- _Work to be completed_: Identify the lines that contain the word "data" and copy each one.
[Start of Exercise materials]
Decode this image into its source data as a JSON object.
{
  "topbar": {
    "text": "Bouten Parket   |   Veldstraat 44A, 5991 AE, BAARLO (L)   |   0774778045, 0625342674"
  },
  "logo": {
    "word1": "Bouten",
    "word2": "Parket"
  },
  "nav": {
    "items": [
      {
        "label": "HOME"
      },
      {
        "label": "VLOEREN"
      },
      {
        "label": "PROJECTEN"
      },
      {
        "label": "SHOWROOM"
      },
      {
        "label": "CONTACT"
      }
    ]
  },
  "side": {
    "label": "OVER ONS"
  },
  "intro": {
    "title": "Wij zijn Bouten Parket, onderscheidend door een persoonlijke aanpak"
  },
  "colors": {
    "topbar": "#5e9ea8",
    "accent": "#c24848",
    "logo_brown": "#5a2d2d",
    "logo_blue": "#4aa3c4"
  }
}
[End of Exercise materials]
[Start of Exercise materials]
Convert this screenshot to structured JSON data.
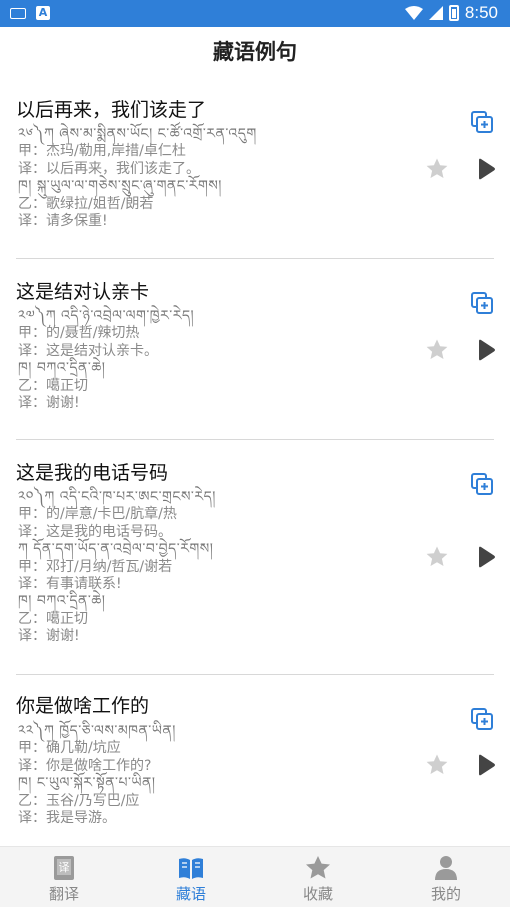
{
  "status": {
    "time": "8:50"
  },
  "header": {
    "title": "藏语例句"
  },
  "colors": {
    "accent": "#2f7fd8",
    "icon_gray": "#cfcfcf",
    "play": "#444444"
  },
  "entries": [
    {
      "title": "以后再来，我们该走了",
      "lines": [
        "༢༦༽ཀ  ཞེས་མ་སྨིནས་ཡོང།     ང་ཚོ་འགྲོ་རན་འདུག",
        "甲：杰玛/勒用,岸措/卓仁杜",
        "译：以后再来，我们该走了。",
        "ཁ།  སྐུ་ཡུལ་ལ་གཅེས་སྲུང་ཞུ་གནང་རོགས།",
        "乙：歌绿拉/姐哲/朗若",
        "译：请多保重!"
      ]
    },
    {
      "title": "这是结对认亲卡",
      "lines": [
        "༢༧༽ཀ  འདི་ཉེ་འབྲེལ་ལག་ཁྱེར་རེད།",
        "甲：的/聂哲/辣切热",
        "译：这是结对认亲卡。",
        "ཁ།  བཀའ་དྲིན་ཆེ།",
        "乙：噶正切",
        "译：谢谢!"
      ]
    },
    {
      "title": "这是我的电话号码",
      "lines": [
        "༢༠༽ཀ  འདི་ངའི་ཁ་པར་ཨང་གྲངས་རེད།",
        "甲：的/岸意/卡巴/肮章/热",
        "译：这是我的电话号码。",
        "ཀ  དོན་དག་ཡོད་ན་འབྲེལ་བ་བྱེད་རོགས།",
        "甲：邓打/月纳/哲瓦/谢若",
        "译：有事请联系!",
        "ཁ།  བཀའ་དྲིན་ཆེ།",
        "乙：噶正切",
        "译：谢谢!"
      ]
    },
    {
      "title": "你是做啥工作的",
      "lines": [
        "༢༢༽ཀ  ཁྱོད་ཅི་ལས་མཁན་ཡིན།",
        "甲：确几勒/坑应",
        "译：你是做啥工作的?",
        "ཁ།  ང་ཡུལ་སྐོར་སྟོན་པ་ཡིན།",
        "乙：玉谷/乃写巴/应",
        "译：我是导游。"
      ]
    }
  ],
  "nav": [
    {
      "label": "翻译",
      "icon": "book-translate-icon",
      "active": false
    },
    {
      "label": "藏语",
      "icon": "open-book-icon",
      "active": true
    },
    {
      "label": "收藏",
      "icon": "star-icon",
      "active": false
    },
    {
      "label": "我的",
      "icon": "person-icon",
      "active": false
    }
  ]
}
[End of Exercise materials]
[Start of Exercise materials]
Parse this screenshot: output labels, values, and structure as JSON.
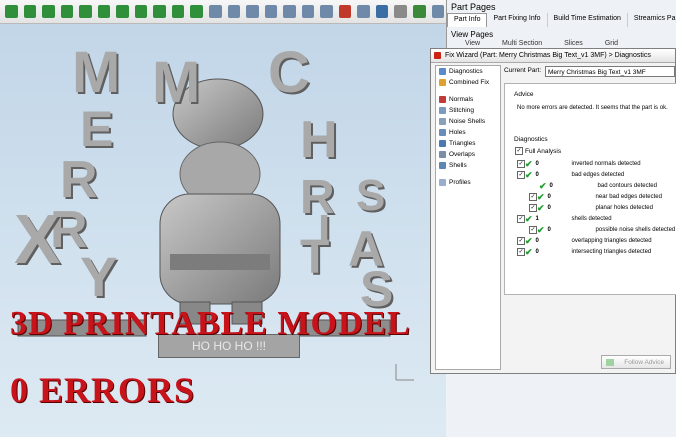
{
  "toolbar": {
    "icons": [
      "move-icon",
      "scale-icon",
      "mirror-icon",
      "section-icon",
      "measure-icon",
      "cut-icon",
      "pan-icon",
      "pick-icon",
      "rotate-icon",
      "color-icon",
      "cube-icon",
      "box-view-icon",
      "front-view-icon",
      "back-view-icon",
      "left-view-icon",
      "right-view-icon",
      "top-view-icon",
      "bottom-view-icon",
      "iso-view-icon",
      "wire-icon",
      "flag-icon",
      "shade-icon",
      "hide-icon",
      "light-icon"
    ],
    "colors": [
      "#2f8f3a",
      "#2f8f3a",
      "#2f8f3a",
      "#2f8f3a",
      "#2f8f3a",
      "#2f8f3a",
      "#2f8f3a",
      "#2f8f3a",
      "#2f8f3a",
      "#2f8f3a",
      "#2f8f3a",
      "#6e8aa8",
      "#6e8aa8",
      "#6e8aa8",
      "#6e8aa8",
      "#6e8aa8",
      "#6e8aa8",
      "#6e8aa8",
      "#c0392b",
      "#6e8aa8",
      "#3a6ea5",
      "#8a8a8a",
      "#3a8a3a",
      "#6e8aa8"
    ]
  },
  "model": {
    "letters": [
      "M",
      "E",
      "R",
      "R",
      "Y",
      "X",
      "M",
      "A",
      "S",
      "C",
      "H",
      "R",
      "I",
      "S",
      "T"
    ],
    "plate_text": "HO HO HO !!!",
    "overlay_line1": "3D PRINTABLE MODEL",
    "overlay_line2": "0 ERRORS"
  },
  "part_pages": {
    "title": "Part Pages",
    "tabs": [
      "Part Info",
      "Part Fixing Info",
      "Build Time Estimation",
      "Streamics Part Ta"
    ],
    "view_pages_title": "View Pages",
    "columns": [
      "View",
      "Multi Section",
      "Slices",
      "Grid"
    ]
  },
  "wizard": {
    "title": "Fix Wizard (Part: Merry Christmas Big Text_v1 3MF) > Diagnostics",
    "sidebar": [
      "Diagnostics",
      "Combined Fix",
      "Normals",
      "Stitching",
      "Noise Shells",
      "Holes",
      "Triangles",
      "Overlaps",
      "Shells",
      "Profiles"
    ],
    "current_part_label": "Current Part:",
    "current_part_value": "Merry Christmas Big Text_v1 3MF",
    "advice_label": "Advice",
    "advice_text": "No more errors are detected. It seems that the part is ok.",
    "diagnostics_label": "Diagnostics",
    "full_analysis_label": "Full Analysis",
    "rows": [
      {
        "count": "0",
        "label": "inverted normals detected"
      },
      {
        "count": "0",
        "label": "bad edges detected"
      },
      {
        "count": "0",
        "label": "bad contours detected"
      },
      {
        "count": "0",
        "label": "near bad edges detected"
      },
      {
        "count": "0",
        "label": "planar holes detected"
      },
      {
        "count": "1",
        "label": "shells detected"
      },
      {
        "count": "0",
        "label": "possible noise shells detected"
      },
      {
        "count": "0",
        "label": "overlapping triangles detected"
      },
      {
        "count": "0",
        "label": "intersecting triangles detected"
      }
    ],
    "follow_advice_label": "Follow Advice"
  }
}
[End of Exercise materials]
- _The response_:
Decode this image into its source data as a JSON object.
Convert this screenshot to structured JSON data.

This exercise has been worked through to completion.